Rewrite the material from its first line up to and including the line containing "letter-page: [21, 0, 642, 594]", replacing "pixel" with "image" and changing nothing else.

++++ Task data

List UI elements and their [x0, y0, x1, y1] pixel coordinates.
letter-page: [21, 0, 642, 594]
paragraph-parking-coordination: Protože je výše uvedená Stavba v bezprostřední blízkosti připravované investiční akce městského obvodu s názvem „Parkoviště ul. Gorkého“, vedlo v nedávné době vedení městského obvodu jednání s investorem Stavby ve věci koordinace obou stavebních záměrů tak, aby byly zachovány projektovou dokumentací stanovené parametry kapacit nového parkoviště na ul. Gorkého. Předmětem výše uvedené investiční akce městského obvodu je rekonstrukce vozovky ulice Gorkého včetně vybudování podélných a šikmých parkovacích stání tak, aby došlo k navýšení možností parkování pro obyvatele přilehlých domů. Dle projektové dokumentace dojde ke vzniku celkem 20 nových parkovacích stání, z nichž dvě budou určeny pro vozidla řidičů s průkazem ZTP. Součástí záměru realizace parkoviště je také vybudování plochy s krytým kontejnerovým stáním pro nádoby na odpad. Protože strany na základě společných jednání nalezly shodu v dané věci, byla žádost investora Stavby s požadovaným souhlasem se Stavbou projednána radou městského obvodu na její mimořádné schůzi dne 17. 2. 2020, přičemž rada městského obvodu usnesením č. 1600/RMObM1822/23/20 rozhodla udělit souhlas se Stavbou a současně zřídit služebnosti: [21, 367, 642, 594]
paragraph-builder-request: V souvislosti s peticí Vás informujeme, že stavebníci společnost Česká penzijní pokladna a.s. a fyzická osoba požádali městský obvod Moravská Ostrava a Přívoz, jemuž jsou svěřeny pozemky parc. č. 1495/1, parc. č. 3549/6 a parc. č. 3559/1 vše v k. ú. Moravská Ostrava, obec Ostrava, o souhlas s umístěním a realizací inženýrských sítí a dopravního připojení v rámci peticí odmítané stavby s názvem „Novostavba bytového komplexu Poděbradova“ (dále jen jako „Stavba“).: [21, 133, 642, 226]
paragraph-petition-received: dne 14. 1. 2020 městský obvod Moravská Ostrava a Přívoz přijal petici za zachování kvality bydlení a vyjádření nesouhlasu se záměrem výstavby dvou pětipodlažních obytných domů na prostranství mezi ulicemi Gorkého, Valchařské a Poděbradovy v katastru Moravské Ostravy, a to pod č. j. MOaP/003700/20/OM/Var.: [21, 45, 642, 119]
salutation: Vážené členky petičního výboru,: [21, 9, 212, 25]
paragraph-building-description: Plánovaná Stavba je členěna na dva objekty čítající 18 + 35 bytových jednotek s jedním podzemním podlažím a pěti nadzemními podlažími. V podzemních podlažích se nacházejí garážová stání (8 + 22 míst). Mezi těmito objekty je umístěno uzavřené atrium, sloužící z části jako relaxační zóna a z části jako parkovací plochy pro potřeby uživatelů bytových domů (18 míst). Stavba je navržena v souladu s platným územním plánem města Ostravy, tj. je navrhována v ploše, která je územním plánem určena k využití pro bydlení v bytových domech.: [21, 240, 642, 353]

++++++++

§ Full solution
List UI elements and their [x0, y0, x1, y1] image coordinates.
letter-page: [21, 0, 642, 594]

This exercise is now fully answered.